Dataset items
========================================

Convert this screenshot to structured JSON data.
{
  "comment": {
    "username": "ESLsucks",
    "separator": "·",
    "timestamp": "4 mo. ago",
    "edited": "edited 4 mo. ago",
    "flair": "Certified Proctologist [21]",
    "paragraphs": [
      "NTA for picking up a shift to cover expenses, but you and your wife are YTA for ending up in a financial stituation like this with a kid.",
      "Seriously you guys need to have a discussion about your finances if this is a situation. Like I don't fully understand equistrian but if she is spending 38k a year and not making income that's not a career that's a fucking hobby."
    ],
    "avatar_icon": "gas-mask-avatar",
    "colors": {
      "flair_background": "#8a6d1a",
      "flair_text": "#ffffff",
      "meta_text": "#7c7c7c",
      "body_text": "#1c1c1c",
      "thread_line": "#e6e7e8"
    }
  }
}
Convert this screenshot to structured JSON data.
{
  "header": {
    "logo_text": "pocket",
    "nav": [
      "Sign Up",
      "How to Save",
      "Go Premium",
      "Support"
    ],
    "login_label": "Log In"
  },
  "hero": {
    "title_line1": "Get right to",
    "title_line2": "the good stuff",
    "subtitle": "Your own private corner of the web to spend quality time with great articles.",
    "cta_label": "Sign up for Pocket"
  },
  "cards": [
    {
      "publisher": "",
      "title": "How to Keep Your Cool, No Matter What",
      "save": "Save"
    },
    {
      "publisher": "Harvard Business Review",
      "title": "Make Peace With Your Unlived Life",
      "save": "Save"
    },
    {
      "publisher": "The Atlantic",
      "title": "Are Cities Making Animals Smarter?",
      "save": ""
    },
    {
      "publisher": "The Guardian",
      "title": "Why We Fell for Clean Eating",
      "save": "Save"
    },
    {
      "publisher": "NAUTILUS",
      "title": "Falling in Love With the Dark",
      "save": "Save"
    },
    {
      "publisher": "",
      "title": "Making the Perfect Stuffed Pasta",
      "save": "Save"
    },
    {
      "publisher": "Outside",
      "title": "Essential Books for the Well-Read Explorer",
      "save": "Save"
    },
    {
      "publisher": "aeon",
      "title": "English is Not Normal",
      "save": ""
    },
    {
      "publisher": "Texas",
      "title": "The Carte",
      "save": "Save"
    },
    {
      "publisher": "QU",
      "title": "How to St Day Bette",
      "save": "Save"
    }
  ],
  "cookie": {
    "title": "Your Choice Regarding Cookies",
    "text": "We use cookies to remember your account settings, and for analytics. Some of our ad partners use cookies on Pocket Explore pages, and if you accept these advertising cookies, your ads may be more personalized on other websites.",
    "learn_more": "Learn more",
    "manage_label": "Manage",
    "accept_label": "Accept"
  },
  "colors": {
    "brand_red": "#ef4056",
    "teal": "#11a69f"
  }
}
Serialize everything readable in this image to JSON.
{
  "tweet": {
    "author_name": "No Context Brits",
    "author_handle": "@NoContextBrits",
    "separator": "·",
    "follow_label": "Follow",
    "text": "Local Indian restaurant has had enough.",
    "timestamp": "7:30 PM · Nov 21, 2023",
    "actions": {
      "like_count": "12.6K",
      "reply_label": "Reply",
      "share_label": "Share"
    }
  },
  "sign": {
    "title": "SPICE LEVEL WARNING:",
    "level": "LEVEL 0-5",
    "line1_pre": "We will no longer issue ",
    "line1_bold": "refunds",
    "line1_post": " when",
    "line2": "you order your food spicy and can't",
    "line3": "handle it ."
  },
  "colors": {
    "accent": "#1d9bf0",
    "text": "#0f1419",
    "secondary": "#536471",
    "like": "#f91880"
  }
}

========================================

## DO THIS
Return all of the entries word for word.

## PROBLEM SOLUTION
Convert this screenshot to structured JSON data.
{
  "comment": {
    "username": "ESLsucks",
    "separator": "·",
    "timestamp": "4 mo. ago",
    "edited": "edited 4 mo. ago",
    "flair": "Certified Proctologist [21]",
    "paragraphs": [
      "NTA for picking up a shift to cover expenses, but you and your wife are YTA for ending up in a financial stituation like this with a kid.",
      "Seriously you guys need to have a discussion about your finances if this is a situation. Like I don't fully understand equistrian but if she is spending 38k a year and not making income that's not a career that's a fucking hobby."
    ],
    "avatar_icon": "gas-mask-avatar",
    "colors": {
      "flair_background": "#8a6d1a",
      "flair_text": "#ffffff",
      "meta_text": "#7c7c7c",
      "body_text": "#1c1c1c",
      "thread_line": "#e6e7e8"
    }
  }
}
Convert this screenshot to structured JSON data.
{
  "header": {
    "logo_text": "pocket",
    "nav": [
      "Sign Up",
      "How to Save",
      "Go Premium",
      "Support"
    ],
    "login_label": "Log In"
  },
  "hero": {
    "title_line1": "Get right to",
    "title_line2": "the good stuff",
    "subtitle": "Your own private corner of the web to spend quality time with great articles.",
    "cta_label": "Sign up for Pocket"
  },
  "cards": [
    {
      "publisher": "",
      "title": "How to Keep Your Cool, No Matter What",
      "save": "Save"
    },
    {
      "publisher": "Harvard Business Review",
      "title": "Make Peace With Your Unlived Life",
      "save": "Save"
    },
    {
      "publisher": "The Atlantic",
      "title": "Are Cities Making Animals Smarter?",
      "save": ""
    },
    {
      "publisher": "The Guardian",
      "title": "Why We Fell for Clean Eating",
      "save": "Save"
    },
    {
      "publisher": "NAUTILUS",
      "title": "Falling in Love With the Dark",
      "save": "Save"
    },
    {
      "publisher": "",
      "title": "Making the Perfect Stuffed Pasta",
      "save": "Save"
    },
    {
      "publisher": "Outside",
      "title": "Essential Books for the Well-Read Explorer",
      "save": "Save"
    },
    {
      "publisher": "aeon",
      "title": "English is Not Normal",
      "save": ""
    },
    {
      "publisher": "Texas",
      "title": "The Carte",
      "save": "Save"
    },
    {
      "publisher": "QU",
      "title": "How to St Day Bette",
      "save": "Save"
    }
  ],
  "cookie": {
    "title": "Your Choice Regarding Cookies",
    "text": "We use cookies to remember your account settings, and for analytics. Some of our ad partners use cookies on Pocket Explore pages, and if you accept these advertising cookies, your ads may be more personalized on other websites.",
    "learn_more": "Learn more",
    "manage_label": "Manage",
    "accept_label": "Accept"
  },
  "colors": {
    "brand_red": "#ef4056",
    "teal": "#11a69f"
  }
}
Serialize everything readable in this image to JSON.
{
  "tweet": {
    "author_name": "No Context Brits",
    "author_handle": "@NoContextBrits",
    "separator": "·",
    "follow_label": "Follow",
    "text": "Local Indian restaurant has had enough.",
    "timestamp": "7:30 PM · Nov 21, 2023",
    "actions": {
      "like_count": "12.6K",
      "reply_label": "Reply",
      "share_label": "Share"
    }
  },
  "sign": {
    "title": "SPICE LEVEL WARNING:",
    "level": "LEVEL 0-5",
    "line1_pre": "We will no longer issue ",
    "line1_bold": "refunds",
    "line1_post": " when",
    "line2": "you order your food spicy and can't",
    "line3": "handle it ."
  },
  "colors": {
    "accent": "#1d9bf0",
    "text": "#0f1419",
    "secondary": "#536471",
    "like": "#f91880"
  }
}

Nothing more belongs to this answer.